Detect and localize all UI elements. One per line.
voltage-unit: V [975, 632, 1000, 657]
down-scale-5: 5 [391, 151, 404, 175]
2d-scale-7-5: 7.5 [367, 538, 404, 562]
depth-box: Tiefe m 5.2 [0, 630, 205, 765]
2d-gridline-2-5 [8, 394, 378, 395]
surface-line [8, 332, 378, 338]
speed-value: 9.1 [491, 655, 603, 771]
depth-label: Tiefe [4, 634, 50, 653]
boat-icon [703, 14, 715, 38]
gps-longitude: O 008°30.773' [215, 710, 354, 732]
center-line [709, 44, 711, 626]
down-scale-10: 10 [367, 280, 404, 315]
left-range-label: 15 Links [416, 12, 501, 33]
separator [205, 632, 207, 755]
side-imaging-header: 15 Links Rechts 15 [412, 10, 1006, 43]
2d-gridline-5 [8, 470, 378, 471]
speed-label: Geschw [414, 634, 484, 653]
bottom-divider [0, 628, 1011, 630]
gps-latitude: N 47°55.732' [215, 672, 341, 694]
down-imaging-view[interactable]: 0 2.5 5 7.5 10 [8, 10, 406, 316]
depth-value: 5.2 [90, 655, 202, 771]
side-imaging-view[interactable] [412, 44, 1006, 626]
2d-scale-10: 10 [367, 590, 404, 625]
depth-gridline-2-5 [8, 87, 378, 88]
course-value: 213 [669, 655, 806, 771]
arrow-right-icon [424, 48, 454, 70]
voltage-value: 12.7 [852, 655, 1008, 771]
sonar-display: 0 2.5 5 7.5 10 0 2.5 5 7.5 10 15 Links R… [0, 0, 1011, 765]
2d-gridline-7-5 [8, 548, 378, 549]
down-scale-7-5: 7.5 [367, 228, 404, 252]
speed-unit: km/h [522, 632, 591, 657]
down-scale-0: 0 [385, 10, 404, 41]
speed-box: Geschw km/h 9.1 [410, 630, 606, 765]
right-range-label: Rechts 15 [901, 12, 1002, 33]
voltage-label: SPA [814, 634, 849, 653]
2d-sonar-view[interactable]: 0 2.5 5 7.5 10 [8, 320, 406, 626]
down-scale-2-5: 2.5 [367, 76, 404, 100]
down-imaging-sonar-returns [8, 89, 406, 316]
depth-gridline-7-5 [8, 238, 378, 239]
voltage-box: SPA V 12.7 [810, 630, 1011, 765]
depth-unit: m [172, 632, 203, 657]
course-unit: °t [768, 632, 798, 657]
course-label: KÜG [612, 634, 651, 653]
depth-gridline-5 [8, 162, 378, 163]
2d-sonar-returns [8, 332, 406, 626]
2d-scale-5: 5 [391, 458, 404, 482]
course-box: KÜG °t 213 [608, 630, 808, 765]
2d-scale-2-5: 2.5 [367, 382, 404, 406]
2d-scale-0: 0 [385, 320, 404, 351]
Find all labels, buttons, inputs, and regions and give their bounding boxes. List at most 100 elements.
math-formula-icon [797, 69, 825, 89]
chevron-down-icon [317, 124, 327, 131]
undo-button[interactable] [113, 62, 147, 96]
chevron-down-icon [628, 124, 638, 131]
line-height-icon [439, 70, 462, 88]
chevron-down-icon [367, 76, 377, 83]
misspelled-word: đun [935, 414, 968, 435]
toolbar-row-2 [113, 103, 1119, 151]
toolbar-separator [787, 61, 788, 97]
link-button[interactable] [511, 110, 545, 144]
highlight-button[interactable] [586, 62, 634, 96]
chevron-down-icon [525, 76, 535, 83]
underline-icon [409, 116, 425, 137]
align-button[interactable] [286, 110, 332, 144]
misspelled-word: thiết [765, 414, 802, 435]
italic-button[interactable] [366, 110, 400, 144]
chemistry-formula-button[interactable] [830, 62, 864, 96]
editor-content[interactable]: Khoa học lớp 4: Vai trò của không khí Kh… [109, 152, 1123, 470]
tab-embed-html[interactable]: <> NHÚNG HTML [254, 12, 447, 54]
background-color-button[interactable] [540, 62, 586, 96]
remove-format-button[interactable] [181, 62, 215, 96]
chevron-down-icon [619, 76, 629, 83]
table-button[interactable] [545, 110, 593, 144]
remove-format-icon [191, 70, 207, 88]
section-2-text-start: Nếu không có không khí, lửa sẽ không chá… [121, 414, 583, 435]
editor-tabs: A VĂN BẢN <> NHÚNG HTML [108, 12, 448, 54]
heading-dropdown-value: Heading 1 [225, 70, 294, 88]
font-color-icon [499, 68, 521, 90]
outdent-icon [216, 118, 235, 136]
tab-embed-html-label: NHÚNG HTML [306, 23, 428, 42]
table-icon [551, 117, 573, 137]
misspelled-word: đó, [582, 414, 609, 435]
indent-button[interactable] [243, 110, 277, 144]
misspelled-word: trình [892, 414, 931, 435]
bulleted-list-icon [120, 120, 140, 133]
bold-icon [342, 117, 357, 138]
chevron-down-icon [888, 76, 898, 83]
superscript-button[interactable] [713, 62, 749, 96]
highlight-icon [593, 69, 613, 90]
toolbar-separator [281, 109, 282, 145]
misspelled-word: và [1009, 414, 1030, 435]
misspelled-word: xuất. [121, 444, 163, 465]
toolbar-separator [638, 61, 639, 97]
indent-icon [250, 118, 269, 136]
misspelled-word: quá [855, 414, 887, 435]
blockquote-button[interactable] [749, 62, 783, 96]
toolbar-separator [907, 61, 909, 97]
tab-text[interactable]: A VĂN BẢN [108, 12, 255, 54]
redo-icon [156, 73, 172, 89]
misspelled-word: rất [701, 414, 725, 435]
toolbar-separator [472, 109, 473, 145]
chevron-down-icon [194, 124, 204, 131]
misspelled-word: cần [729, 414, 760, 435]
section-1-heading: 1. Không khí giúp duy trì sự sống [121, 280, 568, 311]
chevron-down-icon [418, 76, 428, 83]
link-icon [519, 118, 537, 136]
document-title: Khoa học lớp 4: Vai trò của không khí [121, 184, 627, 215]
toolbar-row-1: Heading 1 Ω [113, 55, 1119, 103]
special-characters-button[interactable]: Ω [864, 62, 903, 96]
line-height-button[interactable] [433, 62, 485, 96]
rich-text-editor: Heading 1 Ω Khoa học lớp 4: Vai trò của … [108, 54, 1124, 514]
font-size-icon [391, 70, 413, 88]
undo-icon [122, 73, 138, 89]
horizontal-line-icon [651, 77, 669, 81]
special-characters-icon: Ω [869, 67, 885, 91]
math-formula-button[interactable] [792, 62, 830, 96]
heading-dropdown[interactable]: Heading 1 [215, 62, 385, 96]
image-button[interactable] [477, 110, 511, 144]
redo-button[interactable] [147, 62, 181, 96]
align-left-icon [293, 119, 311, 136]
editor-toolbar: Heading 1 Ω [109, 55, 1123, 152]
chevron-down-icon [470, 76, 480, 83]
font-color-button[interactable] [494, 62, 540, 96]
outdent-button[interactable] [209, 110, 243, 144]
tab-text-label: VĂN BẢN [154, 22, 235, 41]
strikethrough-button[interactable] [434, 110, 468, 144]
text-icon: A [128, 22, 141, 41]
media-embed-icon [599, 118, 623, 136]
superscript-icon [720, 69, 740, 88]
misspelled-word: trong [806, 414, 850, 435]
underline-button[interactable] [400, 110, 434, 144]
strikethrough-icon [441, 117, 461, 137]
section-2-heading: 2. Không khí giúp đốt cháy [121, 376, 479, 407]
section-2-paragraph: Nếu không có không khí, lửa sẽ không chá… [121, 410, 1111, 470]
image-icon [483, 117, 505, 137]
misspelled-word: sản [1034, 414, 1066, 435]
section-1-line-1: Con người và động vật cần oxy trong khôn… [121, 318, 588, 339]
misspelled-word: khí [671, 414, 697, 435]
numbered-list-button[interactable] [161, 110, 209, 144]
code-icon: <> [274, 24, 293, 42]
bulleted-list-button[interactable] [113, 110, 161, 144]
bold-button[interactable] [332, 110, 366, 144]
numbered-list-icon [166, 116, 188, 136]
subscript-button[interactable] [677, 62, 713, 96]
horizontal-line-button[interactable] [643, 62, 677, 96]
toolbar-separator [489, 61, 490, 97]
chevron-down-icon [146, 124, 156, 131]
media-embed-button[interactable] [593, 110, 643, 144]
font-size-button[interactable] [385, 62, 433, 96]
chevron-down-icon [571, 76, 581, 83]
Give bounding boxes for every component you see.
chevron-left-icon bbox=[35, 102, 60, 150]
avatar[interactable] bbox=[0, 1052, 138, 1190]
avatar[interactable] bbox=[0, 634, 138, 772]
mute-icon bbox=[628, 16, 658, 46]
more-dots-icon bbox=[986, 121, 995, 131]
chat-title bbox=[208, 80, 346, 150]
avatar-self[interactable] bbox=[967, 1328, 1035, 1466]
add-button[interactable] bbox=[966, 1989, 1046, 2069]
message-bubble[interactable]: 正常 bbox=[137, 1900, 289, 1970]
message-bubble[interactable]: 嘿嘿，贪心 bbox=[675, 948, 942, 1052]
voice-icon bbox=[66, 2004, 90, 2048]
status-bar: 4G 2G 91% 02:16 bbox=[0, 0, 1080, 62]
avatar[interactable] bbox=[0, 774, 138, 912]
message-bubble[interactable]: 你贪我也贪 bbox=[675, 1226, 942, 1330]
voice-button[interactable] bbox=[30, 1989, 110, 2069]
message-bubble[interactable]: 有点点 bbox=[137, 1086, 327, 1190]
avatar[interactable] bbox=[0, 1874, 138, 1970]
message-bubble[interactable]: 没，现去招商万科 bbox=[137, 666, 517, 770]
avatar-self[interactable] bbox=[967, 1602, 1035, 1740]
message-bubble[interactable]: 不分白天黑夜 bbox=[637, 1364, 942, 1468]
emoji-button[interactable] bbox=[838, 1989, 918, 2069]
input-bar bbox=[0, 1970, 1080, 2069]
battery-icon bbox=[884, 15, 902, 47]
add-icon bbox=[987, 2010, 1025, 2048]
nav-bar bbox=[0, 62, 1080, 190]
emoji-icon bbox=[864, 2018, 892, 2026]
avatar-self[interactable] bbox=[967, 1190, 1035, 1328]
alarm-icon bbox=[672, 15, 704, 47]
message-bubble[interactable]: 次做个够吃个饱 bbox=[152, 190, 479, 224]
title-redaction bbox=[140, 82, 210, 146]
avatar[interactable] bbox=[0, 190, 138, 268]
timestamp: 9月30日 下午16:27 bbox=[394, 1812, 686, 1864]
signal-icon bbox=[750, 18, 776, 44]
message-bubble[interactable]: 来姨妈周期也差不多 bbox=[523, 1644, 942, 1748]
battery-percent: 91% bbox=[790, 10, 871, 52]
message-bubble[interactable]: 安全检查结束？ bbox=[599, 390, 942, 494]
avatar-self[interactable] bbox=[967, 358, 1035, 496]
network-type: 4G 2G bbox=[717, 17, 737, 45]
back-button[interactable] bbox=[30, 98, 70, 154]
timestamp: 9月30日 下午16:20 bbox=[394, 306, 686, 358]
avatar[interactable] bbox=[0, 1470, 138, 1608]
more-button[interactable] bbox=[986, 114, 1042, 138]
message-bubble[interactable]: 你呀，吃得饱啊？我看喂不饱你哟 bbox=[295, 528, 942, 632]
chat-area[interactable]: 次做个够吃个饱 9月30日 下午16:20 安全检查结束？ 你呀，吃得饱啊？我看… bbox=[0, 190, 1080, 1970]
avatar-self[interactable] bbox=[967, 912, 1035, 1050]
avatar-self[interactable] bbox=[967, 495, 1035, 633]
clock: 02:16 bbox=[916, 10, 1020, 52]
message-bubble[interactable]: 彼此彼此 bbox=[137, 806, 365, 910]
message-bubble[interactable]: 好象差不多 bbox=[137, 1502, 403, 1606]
--------
Aim of the task: Could you format the listing above as a JSON list of strings, one per line with blank lines omitted, covering everything from its first line up to and including the line containing "course-value: 213 [669, 655, 806, 771]"?

Problem solution:
[
  "Detect and localize all UI elements. One per line.",
  "voltage-unit: V [975, 632, 1000, 657]",
  "down-scale-5: 5 [391, 151, 404, 175]",
  "2d-scale-7-5: 7.5 [367, 538, 404, 562]",
  "depth-box: Tiefe m 5.2 [0, 630, 205, 765]",
  "2d-gridline-2-5 [8, 394, 378, 395]",
  "surface-line [8, 332, 378, 338]",
  "speed-value: 9.1 [491, 655, 603, 771]",
  "depth-label: Tiefe [4, 634, 50, 653]",
  "boat-icon [703, 14, 715, 38]",
  "gps-longitude: O 008°30.773' [215, 710, 354, 732]",
  "center-line [709, 44, 711, 626]",
  "down-scale-10: 10 [367, 280, 404, 315]",
  "left-range-label: 15 Links [416, 12, 501, 33]",
  "separator [205, 632, 207, 755]",
  "side-imaging-header: 15 Links Rechts 15 [412, 10, 1006, 43]",
  "2d-gridline-5 [8, 470, 378, 471]",
  "speed-label: Geschw [414, 634, 484, 653]",
  "bottom-divider [0, 628, 1011, 630]",
  "gps-latitude: N 47°55.732' [215, 672, 341, 694]",
  "down-imaging-view[interactable]: 0 2.5 5 7.5 10 [8, 10, 406, 316]",
  "depth-value: 5.2 [90, 655, 202, 771]",
  "side-imaging-view[interactable] [412, 44, 1006, 626]",
  "2d-scale-10: 10 [367, 590, 404, 625]",
  "depth-gridline-2-5 [8, 87, 378, 88]",
  "course-value: 213 [669, 655, 806, 771]"
]